## Exercise instructions
Write out all the material exactly. Leave nothing out.

------------------------------

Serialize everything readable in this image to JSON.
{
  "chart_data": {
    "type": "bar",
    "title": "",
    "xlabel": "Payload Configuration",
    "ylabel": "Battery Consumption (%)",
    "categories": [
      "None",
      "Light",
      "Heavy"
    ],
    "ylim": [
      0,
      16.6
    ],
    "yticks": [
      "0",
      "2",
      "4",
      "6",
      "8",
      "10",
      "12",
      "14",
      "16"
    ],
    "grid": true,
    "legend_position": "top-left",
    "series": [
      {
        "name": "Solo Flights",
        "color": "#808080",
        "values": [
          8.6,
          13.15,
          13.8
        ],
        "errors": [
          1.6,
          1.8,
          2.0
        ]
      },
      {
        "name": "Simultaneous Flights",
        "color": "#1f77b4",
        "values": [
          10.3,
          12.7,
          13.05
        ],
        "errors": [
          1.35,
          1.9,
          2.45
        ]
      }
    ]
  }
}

------------------------------

## Output
Serialize everything readable in this image to JSON.
{
  "chart_data": {
    "type": "bar",
    "title": "",
    "xlabel": "Payload Configuration",
    "ylabel": "Battery Consumption (%)",
    "categories": [
      "None",
      "Light",
      "Heavy"
    ],
    "ylim": [
      0,
      16.6
    ],
    "yticks": [
      "0",
      "2",
      "4",
      "6",
      "8",
      "10",
      "12",
      "14",
      "16"
    ],
    "grid": true,
    "legend_position": "top-left",
    "series": [
      {
        "name": "Solo Flights",
        "color": "#808080",
        "values": [
          8.6,
          13.15,
          13.8
        ],
        "errors": [
          1.6,
          1.8,
          2.0
        ]
      },
      {
        "name": "Simultaneous Flights",
        "color": "#1f77b4",
        "values": [
          10.3,
          12.7,
          13.05
        ],
        "errors": [
          1.35,
          1.9,
          2.45
        ]
      }
    ]
  }
}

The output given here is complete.